#### Records for the task

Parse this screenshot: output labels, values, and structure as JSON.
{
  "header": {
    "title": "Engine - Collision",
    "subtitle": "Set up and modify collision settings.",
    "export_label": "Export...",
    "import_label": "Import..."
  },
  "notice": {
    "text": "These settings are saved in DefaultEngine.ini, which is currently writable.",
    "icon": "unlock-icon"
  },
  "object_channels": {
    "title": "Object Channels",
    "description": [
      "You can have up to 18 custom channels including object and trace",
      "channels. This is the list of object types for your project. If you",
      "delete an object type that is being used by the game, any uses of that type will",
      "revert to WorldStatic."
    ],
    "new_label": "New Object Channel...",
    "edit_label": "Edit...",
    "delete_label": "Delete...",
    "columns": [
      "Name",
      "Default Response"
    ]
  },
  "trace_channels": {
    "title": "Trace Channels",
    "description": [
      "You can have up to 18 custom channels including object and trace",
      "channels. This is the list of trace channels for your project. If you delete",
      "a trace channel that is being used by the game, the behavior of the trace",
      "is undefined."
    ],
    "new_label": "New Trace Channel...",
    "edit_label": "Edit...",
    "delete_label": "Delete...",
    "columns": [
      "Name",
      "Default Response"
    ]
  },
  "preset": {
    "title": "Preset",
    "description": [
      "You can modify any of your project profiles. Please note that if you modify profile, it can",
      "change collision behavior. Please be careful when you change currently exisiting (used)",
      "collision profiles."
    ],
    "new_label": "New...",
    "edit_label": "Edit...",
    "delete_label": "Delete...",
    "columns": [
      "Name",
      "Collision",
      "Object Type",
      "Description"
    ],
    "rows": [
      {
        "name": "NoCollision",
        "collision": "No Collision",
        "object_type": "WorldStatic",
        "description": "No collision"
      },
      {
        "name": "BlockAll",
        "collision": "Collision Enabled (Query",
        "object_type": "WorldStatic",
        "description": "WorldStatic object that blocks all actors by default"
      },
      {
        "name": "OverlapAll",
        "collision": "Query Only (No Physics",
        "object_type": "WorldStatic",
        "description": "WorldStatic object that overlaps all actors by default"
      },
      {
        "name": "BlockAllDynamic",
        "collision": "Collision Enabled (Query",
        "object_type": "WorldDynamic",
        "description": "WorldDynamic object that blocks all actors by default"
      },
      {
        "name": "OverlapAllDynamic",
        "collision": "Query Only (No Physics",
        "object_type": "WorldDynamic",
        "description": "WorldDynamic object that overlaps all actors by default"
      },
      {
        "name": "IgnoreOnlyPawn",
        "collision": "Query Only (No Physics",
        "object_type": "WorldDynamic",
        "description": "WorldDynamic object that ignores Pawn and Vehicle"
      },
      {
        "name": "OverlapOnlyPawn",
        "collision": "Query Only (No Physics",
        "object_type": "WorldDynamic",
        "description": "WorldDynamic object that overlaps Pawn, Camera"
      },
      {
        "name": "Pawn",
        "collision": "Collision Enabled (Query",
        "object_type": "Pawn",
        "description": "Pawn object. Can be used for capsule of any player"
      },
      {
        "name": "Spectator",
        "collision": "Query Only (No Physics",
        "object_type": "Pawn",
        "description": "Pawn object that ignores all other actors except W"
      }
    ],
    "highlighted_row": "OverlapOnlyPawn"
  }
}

########

Reproduce each record exactly, leaving nothing out.

_Task solution_
Parse this screenshot: output labels, values, and structure as JSON.
{
  "header": {
    "title": "Engine - Collision",
    "subtitle": "Set up and modify collision settings.",
    "export_label": "Export...",
    "import_label": "Import..."
  },
  "notice": {
    "text": "These settings are saved in DefaultEngine.ini, which is currently writable.",
    "icon": "unlock-icon"
  },
  "object_channels": {
    "title": "Object Channels",
    "description": [
      "You can have up to 18 custom channels including object and trace",
      "channels. This is the list of object types for your project. If you",
      "delete an object type that is being used by the game, any uses of that type will",
      "revert to WorldStatic."
    ],
    "new_label": "New Object Channel...",
    "edit_label": "Edit...",
    "delete_label": "Delete...",
    "columns": [
      "Name",
      "Default Response"
    ]
  },
  "trace_channels": {
    "title": "Trace Channels",
    "description": [
      "You can have up to 18 custom channels including object and trace",
      "channels. This is the list of trace channels for your project. If you delete",
      "a trace channel that is being used by the game, the behavior of the trace",
      "is undefined."
    ],
    "new_label": "New Trace Channel...",
    "edit_label": "Edit...",
    "delete_label": "Delete...",
    "columns": [
      "Name",
      "Default Response"
    ]
  },
  "preset": {
    "title": "Preset",
    "description": [
      "You can modify any of your project profiles. Please note that if you modify profile, it can",
      "change collision behavior. Please be careful when you change currently exisiting (used)",
      "collision profiles."
    ],
    "new_label": "New...",
    "edit_label": "Edit...",
    "delete_label": "Delete...",
    "columns": [
      "Name",
      "Collision",
      "Object Type",
      "Description"
    ],
    "rows": [
      {
        "name": "NoCollision",
        "collision": "No Collision",
        "object_type": "WorldStatic",
        "description": "No collision"
      },
      {
        "name": "BlockAll",
        "collision": "Collision Enabled (Query",
        "object_type": "WorldStatic",
        "description": "WorldStatic object that blocks all actors by default"
      },
      {
        "name": "OverlapAll",
        "collision": "Query Only (No Physics",
        "object_type": "WorldStatic",
        "description": "WorldStatic object that overlaps all actors by default"
      },
      {
        "name": "BlockAllDynamic",
        "collision": "Collision Enabled (Query",
        "object_type": "WorldDynamic",
        "description": "WorldDynamic object that blocks all actors by default"
      },
      {
        "name": "OverlapAllDynamic",
        "collision": "Query Only (No Physics",
        "object_type": "WorldDynamic",
        "description": "WorldDynamic object that overlaps all actors by default"
      },
      {
        "name": "IgnoreOnlyPawn",
        "collision": "Query Only (No Physics",
        "object_type": "WorldDynamic",
        "description": "WorldDynamic object that ignores Pawn and Vehicle"
      },
      {
        "name": "OverlapOnlyPawn",
        "collision": "Query Only (No Physics",
        "object_type": "WorldDynamic",
        "description": "WorldDynamic object that overlaps Pawn, Camera"
      },
      {
        "name": "Pawn",
        "collision": "Collision Enabled (Query",
        "object_type": "Pawn",
        "description": "Pawn object. Can be used for capsule of any player"
      },
      {
        "name": "Spectator",
        "collision": "Query Only (No Physics",
        "object_type": "Pawn",
        "description": "Pawn object that ignores all other actors except W"
      }
    ],
    "highlighted_row": "OverlapOnlyPawn"
  }
}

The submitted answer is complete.